■ **Exercise brief**: Type out all the records word for word. Any pictures are to be left out.

■ **Given data**:
•••

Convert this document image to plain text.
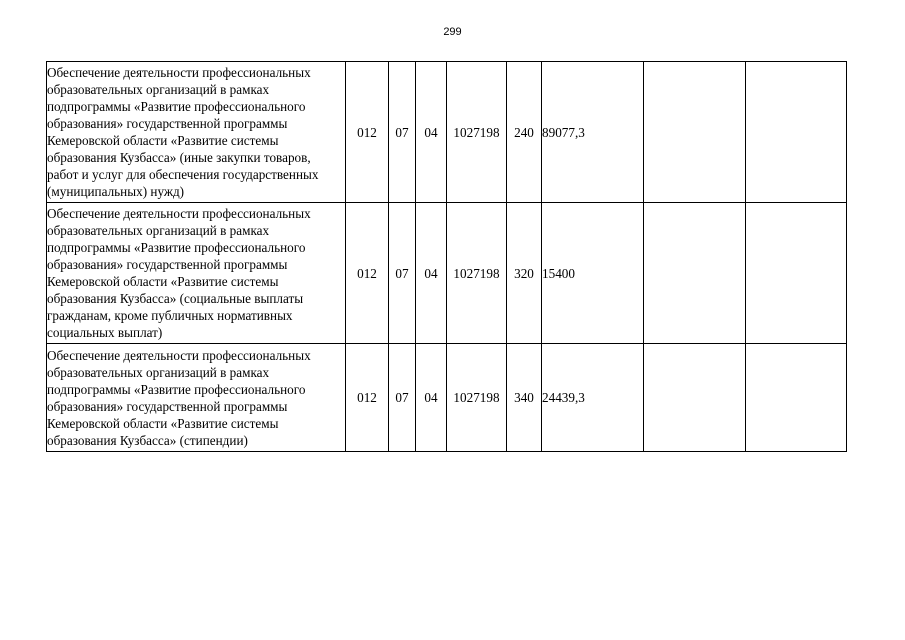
299
Обеспечение деятельности профессиональных образовательных организаций в рамках подпрограммы «Развитие профессионального образования» государственной программы Кемеровской области «Развитие системы образования Кузбасса» (иные закупки товаров, работ и услуг для обеспечения государственных (муниципальных) нужд)	012	07	04	1027198	240	89077,3		
Обеспечение деятельности профессиональных образовательных организаций в рамках подпрограммы «Развитие профессионального образования» государственной программы Кемеровской области «Развитие системы образования Кузбасса» (социальные выплаты гражданам, кроме публичных нормативных социальных выплат)	012	07	04	1027198	320	15400		
Обеспечение деятельности профессиональных образовательных организаций в рамках подпрограммы «Развитие профессионального образования» государственной программы Кемеровской области «Развитие системы образования Кузбасса» (стипендии)	012	07	04	1027198	340	24439,3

•••

■ **Written answer**:
Convert this document image to plain text.
299
Обеспечение деятельности профессиональных образовательных организаций в рамках подпрограммы «Развитие профессионального образования» государственной программы Кемеровской области «Развитие системы образования Кузбасса» (иные закупки товаров, работ и услуг для обеспечения государственных (муниципальных) нужд)	012	07	04	1027198	240	89077,3		
Обеспечение деятельности профессиональных образовательных организаций в рамках подпрограммы «Развитие профессионального образования» государственной программы Кемеровской области «Развитие системы образования Кузбасса» (социальные выплаты гражданам, кроме публичных нормативных социальных выплат)	012	07	04	1027198	320	15400		
Обеспечение деятельности профессиональных образовательных организаций в рамках подпрограммы «Развитие профессионального образования» государственной программы Кемеровской области «Развитие системы образования Кузбасса» (стипендии)	012	07	04	1027198	340	24439,3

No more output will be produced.